* **Task objective**:
Pick every line with "left" from the material below.

Collection entries

--*--

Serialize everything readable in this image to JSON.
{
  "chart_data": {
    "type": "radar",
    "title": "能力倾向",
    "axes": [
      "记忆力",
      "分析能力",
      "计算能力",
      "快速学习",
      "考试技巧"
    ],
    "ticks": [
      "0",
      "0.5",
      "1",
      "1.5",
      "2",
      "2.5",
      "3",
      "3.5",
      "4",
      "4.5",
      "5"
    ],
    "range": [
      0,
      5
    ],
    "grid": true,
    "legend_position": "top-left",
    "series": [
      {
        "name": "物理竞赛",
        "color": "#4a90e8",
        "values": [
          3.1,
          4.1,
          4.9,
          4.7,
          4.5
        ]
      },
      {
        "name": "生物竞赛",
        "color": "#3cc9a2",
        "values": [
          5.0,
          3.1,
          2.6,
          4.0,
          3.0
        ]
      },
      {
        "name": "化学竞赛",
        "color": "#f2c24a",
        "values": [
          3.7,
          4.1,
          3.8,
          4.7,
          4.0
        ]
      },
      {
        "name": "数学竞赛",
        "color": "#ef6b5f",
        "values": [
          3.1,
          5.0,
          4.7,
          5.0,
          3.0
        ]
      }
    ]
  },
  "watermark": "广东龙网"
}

--*--

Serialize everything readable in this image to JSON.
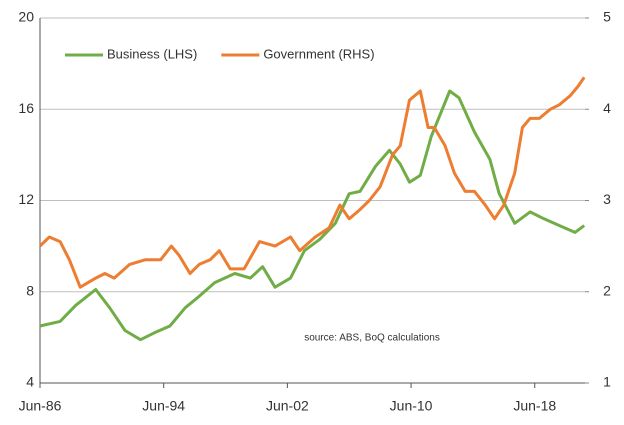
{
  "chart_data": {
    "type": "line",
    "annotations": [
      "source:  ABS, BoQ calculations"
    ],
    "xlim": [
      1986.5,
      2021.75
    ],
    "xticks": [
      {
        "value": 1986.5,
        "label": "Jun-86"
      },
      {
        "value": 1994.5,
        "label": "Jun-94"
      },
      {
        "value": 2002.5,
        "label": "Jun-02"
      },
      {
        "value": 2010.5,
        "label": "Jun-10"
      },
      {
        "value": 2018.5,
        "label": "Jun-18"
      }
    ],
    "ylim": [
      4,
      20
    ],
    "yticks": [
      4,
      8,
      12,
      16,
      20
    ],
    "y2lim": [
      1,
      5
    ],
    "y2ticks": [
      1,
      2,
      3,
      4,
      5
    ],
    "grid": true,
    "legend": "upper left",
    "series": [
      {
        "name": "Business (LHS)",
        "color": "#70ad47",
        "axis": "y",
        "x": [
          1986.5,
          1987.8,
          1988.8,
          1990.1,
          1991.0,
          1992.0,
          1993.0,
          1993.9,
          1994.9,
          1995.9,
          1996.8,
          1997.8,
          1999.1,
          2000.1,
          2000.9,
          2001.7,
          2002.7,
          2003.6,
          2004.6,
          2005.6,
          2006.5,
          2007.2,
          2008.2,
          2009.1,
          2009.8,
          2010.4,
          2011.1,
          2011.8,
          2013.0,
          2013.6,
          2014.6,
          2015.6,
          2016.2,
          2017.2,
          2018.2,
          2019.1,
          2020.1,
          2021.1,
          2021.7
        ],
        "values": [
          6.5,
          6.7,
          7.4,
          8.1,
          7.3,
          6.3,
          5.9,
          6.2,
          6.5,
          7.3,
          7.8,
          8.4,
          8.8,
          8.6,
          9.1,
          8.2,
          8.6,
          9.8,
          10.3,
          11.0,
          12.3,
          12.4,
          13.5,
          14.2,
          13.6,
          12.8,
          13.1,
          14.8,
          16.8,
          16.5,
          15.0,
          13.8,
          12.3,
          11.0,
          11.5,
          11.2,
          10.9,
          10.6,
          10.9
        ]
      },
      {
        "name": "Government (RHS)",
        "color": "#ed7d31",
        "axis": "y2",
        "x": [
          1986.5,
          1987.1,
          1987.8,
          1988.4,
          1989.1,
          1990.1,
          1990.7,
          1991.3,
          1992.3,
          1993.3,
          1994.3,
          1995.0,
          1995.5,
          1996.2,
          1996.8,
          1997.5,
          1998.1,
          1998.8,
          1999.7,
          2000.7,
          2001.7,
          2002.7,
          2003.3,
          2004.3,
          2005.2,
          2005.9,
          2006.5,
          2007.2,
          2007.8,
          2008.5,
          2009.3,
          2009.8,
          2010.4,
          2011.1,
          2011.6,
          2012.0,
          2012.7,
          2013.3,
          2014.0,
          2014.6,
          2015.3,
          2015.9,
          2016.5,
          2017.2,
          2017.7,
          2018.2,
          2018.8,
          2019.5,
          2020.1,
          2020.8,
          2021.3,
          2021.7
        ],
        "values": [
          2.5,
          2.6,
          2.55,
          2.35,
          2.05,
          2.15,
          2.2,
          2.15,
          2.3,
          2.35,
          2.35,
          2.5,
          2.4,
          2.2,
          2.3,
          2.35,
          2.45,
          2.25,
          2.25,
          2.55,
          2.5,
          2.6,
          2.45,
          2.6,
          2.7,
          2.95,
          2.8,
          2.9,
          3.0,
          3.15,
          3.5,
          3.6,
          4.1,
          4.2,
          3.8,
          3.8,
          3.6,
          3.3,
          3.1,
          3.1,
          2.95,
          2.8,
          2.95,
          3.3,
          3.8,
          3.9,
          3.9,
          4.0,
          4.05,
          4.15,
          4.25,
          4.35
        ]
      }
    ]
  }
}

--*--

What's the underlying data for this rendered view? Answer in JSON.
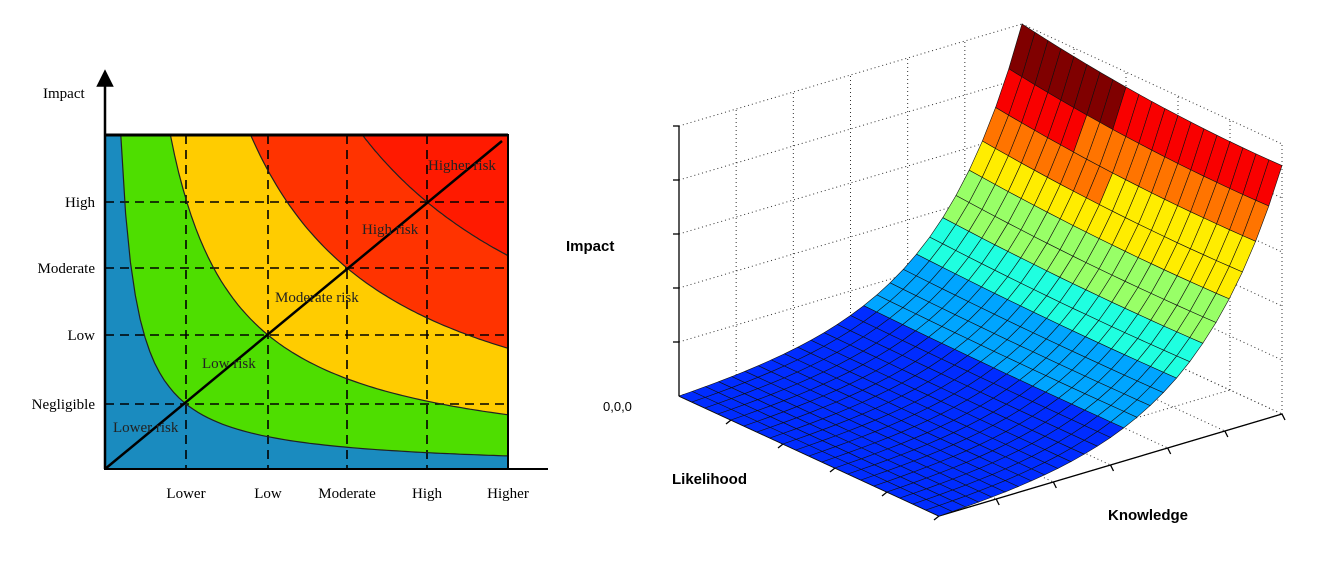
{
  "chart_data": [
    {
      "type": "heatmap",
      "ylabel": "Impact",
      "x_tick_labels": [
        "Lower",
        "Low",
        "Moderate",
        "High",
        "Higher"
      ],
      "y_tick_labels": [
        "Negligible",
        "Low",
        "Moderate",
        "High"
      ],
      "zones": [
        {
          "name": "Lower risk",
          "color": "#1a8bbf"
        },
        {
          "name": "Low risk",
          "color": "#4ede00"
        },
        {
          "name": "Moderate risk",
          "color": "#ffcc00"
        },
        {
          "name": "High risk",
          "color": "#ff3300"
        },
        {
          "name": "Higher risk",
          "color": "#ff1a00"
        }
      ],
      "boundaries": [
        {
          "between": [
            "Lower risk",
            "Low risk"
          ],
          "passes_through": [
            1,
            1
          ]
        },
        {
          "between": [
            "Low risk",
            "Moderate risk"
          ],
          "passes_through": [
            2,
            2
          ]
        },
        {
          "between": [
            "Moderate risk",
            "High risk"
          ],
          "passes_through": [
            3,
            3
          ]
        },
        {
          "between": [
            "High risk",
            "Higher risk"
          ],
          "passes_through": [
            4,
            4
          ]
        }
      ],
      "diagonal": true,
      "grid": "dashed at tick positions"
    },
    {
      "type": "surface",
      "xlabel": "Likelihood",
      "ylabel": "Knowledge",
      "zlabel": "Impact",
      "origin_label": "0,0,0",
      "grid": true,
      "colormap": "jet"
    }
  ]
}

--*--

* **Result for this exercise**:
    "legend_position": "top-left",
    "legend": "upper left",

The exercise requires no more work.